» EXERCISE REQUIREMENTS: Wherever "kožního" appears in a line, list that line.

» EXERCISE MATERIAL:
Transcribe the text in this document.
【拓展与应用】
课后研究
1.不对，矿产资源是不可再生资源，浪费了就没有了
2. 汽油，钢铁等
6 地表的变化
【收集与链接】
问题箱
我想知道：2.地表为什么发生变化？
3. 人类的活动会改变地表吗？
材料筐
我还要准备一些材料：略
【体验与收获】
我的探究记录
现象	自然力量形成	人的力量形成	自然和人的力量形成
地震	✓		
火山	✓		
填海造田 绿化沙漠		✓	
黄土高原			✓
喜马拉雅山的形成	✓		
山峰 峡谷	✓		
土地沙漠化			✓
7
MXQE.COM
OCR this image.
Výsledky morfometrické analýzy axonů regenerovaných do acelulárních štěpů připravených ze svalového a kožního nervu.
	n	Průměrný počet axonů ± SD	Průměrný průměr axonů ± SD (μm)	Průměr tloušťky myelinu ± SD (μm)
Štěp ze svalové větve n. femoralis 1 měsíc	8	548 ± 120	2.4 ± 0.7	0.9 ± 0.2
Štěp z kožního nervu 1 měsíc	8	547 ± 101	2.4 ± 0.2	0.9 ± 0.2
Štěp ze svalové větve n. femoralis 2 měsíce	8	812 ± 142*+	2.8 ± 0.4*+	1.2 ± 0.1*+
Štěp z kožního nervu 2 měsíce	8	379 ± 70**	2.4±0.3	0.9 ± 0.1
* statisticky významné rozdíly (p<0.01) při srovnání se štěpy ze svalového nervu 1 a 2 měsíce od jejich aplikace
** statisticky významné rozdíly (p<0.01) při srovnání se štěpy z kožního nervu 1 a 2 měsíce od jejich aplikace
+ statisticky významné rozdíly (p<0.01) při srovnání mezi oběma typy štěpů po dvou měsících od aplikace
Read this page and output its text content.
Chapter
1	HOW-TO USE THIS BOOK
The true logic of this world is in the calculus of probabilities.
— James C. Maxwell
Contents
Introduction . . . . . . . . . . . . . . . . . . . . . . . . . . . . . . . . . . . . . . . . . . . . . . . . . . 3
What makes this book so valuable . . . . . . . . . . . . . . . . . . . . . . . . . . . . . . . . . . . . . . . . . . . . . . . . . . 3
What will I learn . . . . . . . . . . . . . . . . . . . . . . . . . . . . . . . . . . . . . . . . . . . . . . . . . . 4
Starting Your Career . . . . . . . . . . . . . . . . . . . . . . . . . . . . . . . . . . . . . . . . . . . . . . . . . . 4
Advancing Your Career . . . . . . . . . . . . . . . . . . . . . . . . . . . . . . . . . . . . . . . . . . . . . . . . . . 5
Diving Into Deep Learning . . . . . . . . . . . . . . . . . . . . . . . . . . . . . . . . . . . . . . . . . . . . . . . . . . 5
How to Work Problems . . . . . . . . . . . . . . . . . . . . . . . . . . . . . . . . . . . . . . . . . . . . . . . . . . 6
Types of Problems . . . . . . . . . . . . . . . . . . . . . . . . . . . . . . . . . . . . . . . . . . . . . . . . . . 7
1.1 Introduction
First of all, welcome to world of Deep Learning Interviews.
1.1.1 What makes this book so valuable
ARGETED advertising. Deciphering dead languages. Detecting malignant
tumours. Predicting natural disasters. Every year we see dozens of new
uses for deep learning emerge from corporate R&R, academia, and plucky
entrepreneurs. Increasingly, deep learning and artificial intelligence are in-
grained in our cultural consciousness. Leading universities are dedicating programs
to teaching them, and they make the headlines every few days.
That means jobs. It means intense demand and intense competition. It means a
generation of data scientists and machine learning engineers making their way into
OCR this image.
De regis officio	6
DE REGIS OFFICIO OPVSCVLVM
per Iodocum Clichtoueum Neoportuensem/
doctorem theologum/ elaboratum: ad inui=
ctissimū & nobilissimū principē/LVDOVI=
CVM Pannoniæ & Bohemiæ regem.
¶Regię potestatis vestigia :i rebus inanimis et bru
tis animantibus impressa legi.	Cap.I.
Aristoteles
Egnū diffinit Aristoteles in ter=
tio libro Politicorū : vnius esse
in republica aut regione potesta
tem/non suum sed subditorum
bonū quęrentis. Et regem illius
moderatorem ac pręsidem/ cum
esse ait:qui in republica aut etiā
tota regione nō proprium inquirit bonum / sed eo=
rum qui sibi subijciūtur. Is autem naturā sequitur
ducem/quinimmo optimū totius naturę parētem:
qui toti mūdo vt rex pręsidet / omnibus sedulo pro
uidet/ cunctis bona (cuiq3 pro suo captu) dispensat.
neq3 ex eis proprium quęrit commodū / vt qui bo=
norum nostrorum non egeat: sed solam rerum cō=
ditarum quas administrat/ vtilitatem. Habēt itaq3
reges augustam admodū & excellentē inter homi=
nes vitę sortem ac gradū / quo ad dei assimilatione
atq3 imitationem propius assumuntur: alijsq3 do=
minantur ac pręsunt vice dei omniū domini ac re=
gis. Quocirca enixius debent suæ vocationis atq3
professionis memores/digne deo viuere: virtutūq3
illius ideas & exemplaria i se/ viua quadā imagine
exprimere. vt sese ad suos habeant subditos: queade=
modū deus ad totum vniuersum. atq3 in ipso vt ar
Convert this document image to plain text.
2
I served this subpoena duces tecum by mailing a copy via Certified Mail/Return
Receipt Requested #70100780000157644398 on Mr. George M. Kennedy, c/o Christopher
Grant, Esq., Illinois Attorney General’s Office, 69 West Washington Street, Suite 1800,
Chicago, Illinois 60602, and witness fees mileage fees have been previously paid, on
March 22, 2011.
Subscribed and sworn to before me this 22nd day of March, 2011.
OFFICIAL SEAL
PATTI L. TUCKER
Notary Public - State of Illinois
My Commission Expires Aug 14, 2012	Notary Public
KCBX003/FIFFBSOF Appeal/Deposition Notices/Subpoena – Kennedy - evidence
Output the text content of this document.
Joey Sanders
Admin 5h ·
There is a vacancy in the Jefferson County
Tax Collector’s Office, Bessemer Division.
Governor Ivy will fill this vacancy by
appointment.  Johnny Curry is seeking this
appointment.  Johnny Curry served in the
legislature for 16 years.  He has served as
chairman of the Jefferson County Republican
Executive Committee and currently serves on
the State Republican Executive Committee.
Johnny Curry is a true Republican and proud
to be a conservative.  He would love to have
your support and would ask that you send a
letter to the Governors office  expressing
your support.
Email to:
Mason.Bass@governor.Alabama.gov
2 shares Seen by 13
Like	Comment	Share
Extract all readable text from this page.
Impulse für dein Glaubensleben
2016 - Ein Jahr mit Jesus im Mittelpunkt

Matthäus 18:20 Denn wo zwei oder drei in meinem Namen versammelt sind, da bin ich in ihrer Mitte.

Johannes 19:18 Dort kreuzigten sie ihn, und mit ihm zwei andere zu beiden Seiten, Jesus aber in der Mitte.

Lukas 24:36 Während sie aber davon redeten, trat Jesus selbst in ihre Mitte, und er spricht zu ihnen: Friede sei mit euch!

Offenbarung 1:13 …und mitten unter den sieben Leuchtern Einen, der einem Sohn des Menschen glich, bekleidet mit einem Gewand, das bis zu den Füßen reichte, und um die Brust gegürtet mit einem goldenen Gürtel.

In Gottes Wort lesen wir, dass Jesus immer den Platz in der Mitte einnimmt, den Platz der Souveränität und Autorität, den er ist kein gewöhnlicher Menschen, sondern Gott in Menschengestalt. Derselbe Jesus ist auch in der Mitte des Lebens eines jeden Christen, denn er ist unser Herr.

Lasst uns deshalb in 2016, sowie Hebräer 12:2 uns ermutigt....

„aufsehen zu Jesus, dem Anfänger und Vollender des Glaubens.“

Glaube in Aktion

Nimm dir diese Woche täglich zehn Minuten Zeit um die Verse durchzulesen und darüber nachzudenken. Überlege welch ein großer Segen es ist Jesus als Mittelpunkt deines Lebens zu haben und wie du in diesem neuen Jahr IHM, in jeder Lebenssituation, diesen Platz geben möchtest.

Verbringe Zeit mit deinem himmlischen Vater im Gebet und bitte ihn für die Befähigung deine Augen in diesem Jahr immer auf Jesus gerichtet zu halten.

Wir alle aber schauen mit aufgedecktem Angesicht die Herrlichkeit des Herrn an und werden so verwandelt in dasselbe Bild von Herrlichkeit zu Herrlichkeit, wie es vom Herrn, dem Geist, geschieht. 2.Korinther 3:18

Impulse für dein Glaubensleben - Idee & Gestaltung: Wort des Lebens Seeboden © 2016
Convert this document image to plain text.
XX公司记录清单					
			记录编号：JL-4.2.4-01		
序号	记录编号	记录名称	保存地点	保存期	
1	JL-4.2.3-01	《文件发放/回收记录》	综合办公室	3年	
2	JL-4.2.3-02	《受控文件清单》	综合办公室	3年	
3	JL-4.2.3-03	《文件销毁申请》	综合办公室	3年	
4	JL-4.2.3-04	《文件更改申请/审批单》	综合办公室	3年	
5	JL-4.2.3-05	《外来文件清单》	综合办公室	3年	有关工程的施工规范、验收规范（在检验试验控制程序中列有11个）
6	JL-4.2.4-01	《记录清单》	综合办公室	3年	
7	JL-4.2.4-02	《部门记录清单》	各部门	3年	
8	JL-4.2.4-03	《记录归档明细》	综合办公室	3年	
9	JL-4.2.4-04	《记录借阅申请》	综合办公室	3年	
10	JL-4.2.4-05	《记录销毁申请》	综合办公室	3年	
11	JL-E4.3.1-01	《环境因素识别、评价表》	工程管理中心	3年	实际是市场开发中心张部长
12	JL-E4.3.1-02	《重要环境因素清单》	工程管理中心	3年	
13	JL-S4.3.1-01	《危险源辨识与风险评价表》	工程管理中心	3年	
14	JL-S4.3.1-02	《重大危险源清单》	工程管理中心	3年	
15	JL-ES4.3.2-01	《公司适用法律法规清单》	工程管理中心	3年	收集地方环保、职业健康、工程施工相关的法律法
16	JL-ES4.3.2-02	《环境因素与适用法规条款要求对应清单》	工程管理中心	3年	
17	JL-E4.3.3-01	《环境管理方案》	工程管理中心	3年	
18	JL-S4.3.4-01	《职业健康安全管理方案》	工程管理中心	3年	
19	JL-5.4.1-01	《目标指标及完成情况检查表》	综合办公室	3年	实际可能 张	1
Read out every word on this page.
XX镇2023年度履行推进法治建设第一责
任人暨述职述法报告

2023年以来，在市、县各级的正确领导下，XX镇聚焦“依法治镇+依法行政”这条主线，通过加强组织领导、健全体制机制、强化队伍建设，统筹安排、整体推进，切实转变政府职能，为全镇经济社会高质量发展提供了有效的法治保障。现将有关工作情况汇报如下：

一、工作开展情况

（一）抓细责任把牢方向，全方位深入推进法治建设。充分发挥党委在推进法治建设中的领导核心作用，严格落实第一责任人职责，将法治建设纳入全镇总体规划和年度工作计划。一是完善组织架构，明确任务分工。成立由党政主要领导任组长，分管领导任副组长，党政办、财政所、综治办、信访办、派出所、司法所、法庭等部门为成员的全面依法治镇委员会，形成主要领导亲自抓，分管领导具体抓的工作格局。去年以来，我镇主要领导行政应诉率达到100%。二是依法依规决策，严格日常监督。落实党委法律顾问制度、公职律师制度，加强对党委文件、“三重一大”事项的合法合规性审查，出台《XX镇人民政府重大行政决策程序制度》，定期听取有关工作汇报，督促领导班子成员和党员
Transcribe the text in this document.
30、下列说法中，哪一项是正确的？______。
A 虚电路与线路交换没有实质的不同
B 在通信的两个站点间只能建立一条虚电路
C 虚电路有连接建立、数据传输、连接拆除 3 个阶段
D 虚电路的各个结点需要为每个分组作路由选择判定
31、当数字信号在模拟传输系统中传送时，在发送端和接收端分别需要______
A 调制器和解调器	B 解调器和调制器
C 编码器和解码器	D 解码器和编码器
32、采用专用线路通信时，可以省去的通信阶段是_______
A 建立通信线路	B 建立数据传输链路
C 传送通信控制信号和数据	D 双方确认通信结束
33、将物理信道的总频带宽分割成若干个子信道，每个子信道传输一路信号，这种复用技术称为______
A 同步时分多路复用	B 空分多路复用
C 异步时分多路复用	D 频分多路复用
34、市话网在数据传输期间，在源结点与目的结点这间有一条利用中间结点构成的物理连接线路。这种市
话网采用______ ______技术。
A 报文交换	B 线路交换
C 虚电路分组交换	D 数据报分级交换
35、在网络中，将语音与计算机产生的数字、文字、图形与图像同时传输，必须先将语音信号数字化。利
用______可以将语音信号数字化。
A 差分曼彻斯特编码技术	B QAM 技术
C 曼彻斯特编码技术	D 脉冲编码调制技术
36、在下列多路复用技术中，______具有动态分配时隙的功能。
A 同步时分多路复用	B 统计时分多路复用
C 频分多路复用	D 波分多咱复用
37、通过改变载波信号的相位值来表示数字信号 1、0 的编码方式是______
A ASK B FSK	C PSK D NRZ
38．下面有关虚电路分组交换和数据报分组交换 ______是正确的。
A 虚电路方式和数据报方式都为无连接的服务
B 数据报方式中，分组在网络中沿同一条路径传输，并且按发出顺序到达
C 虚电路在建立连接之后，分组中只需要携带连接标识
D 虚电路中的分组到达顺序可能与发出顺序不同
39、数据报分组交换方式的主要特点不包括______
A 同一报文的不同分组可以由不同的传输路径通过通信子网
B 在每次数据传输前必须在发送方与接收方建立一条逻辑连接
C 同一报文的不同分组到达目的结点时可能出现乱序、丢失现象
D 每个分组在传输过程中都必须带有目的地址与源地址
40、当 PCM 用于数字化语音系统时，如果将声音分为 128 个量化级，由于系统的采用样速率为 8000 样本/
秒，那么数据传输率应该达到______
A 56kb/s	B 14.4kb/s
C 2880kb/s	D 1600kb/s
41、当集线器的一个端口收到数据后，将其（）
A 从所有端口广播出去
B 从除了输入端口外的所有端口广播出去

» THE RESPONSE:
Výsledky morfometrické analýzy axonů regenerovaných do acelulárních štěpů připravených ze svalového a kožního nervu.
Štěp z kožního nervu 1 měsíc	8	547 ± 101	2.4 ± 0.2	0.9 ± 0.2
Štěp z kožního nervu 2 měsíce	8	379 ± 70**	2.4±0.3	0.9 ± 0.1
** statisticky významné rozdíly (p<0.01) při srovnání se štěpy z kožního nervu 1 a 2 měsíce od jejich aplikace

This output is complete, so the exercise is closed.